▶ Task to carry out: Look through the data and write out every line with the word "Полянского" in it.
-=-=-=-=-
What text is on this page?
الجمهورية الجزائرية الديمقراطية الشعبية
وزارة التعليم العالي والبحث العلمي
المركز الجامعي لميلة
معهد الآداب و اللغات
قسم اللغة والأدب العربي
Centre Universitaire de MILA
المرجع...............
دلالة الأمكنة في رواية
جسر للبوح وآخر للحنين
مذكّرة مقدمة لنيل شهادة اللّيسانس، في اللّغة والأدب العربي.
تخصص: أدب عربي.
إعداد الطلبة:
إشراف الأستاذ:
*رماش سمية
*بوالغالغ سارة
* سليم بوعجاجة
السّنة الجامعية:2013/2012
-=-=-=-=-
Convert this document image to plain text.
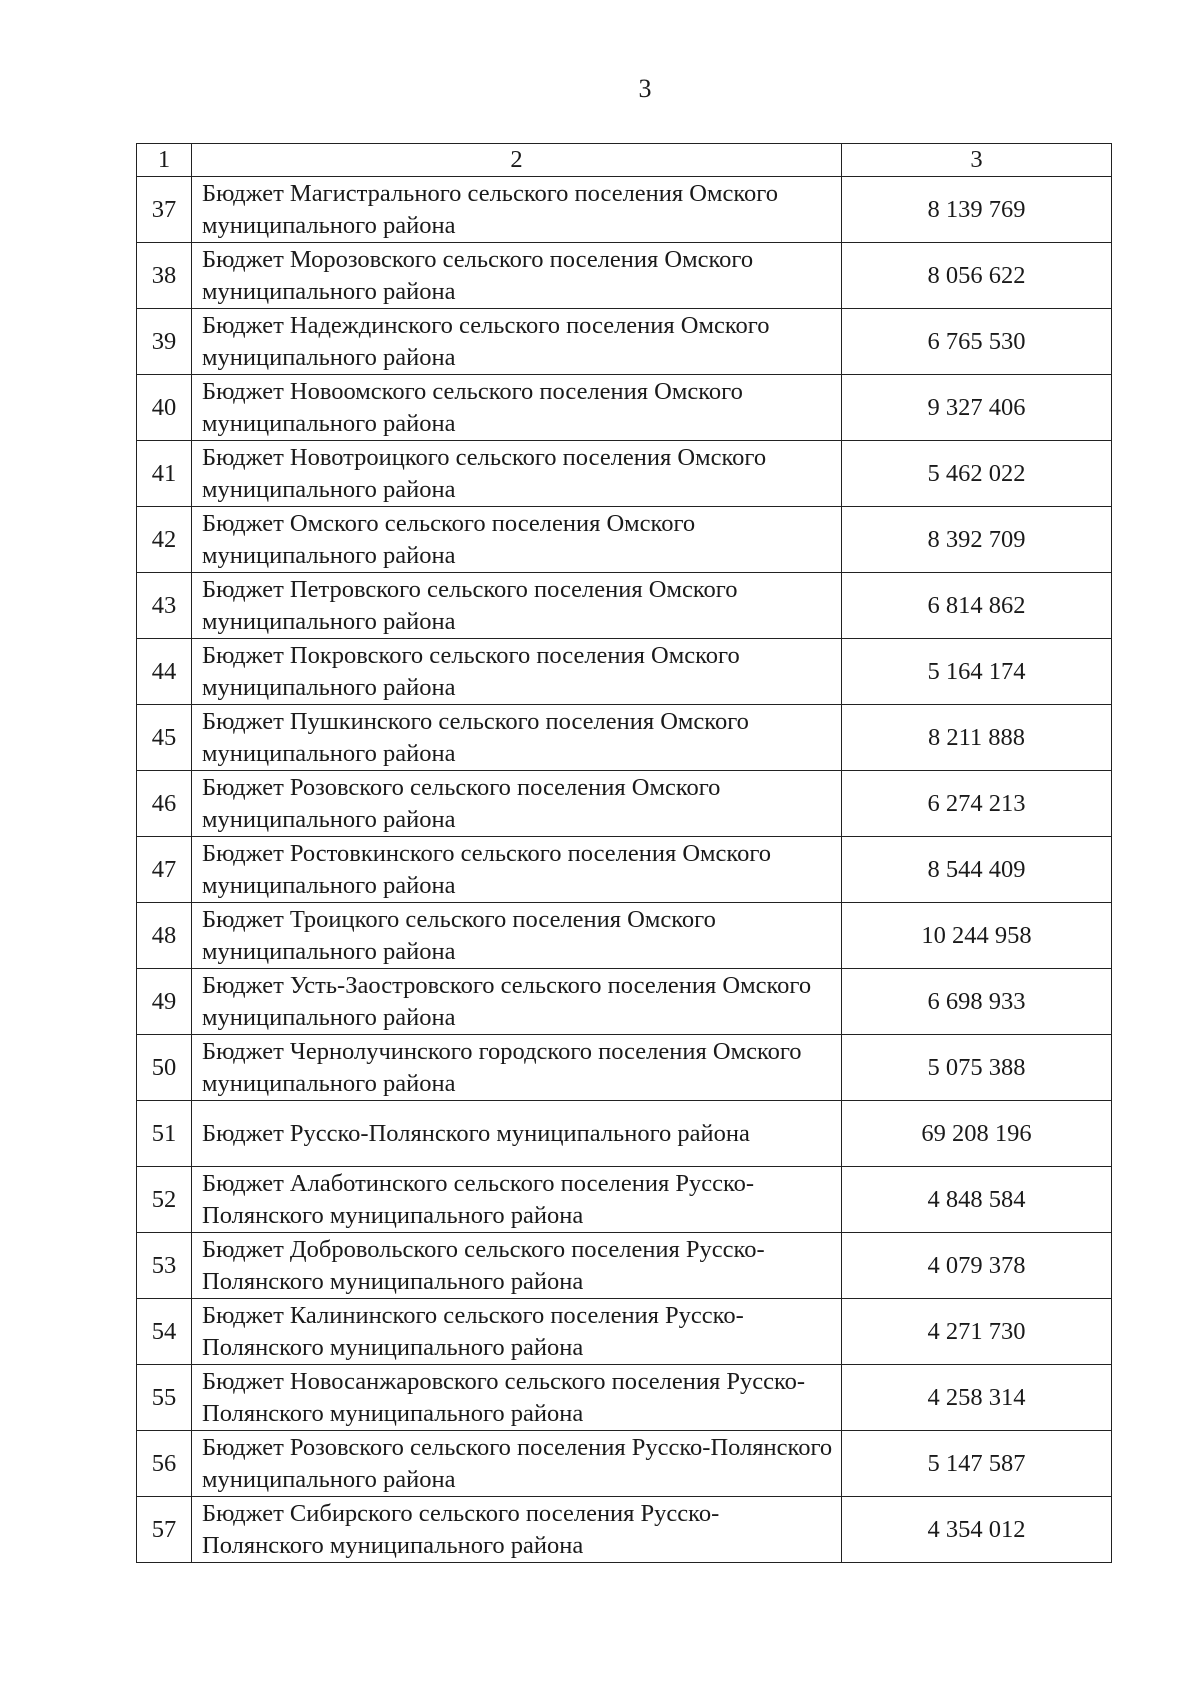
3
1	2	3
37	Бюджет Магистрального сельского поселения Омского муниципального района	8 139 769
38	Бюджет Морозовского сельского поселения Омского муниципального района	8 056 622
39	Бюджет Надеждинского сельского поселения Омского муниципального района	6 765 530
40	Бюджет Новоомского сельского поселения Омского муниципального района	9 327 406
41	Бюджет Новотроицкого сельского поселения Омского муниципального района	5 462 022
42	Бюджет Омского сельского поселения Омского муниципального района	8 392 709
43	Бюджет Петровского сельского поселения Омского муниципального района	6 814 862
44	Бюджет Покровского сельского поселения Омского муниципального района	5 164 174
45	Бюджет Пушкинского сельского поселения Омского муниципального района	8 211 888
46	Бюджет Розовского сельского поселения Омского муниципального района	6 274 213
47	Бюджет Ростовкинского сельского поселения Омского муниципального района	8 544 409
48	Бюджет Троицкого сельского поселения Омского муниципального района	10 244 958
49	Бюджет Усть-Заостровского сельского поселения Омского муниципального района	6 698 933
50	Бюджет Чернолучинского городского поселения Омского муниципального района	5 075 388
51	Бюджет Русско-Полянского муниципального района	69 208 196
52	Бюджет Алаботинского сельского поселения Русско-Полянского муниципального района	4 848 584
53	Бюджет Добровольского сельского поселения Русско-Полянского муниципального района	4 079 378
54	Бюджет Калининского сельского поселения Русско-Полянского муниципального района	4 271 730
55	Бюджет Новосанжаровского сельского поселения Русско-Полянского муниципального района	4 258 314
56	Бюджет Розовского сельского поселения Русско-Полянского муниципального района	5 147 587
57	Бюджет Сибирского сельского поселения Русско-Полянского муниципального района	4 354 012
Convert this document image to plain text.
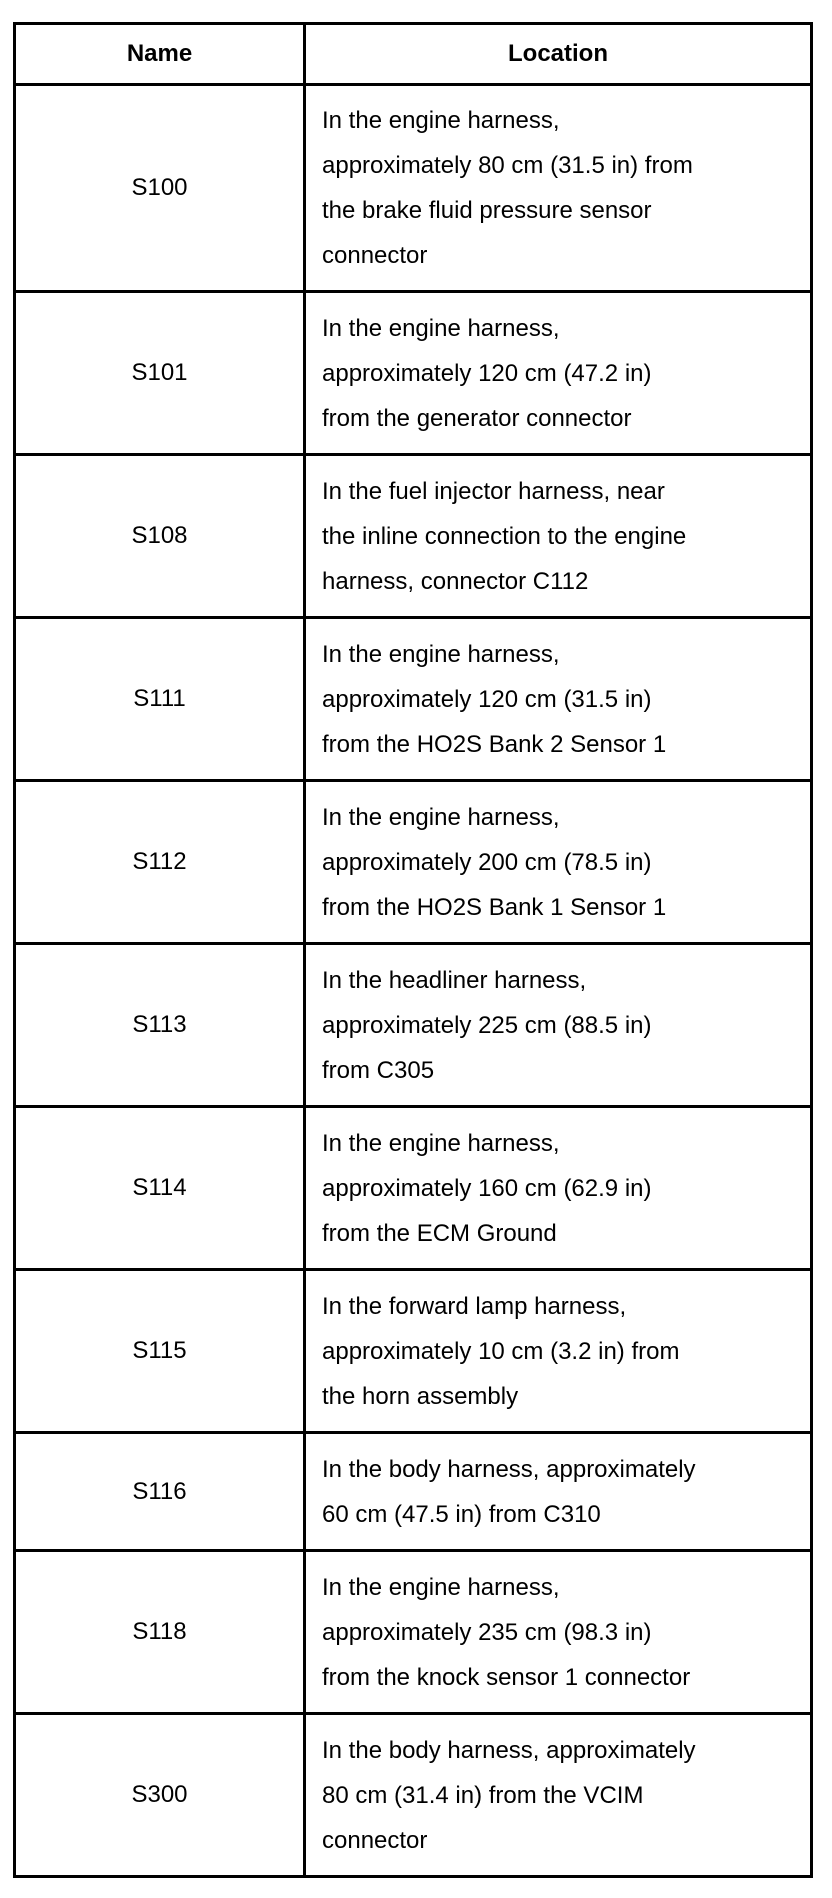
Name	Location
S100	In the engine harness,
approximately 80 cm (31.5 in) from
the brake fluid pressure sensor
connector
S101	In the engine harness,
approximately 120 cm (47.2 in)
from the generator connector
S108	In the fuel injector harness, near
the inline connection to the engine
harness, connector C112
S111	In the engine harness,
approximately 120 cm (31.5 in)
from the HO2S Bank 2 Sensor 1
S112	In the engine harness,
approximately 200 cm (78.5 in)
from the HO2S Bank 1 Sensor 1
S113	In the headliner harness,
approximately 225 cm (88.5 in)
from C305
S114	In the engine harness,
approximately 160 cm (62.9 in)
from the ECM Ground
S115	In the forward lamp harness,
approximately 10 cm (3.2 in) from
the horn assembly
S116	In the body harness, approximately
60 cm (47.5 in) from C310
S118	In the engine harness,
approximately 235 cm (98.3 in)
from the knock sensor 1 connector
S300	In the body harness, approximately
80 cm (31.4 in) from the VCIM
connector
-=-=-=-=-
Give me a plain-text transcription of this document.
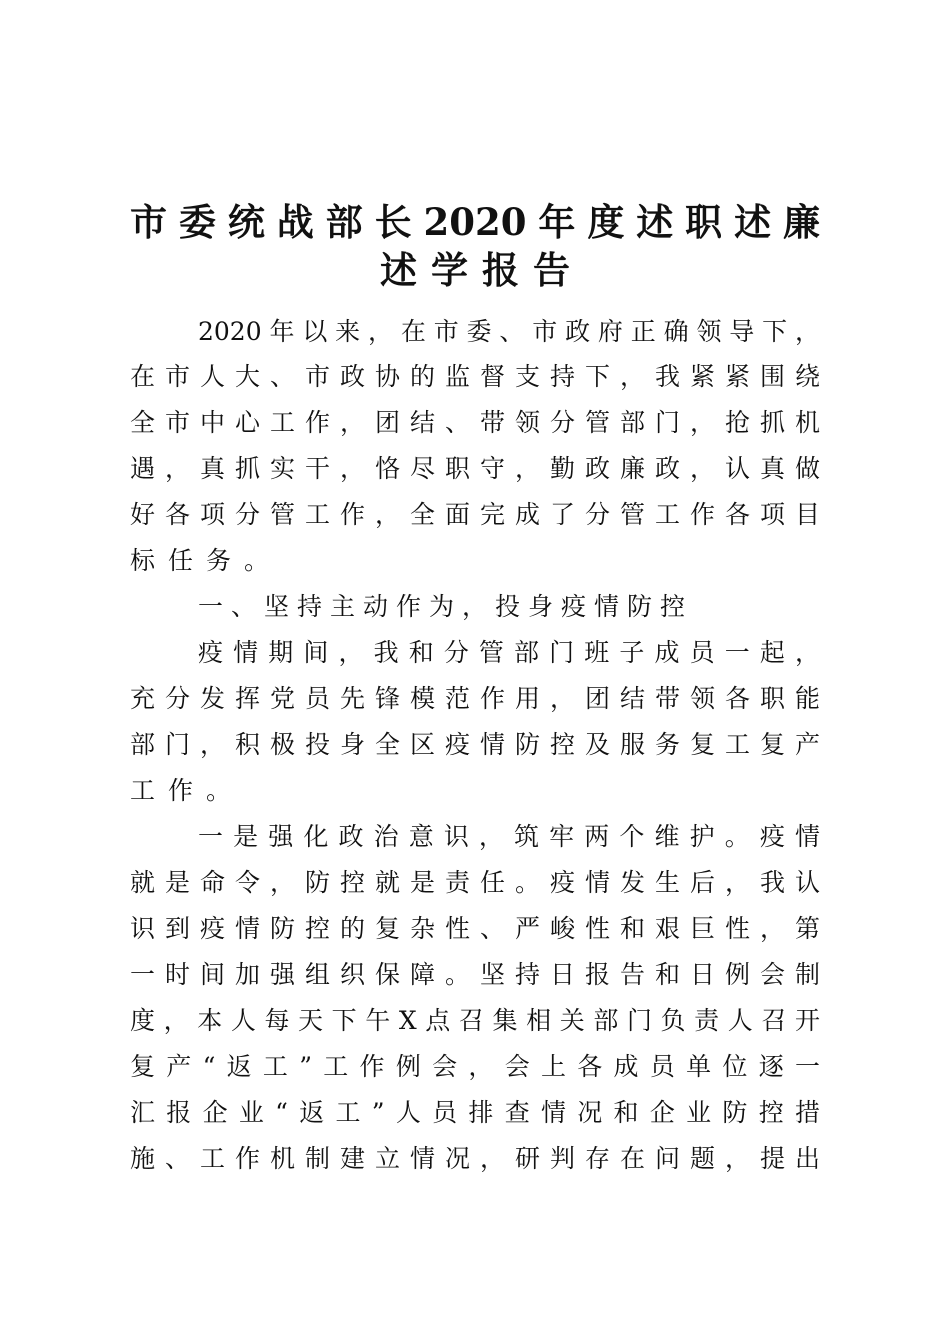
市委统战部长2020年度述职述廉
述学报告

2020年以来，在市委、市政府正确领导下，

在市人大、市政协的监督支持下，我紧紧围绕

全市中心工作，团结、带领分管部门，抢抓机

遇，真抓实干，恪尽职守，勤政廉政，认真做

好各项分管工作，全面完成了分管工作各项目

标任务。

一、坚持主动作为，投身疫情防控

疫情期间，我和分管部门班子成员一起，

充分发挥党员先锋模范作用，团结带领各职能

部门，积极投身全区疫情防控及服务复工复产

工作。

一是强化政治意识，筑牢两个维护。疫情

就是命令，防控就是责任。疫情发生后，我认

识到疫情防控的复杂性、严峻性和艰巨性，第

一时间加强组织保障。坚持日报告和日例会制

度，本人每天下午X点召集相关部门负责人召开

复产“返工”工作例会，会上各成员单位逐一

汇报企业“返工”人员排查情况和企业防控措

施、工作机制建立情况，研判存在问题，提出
-=-=-=-=-
▶ Response to this task:
51	Бюджет Русско-Полянского муниципального района	69 208 196
52	Бюджет Алаботинского сельского поселения Русско-Полянского муниципального района	4 848 584
53	Бюджет Добровольского сельского поселения Русско-Полянского муниципального района	4 079 378
54	Бюджет Калининского сельского поселения Русско-Полянского муниципального района	4 271 730
55	Бюджет Новосанжаровского сельского поселения Русско-Полянского муниципального района	4 258 314
56	Бюджет Розовского сельского поселения Русско-Полянского муниципального района	5 147 587
57	Бюджет Сибирского сельского поселения Русско-Полянского муниципального района	4 354 012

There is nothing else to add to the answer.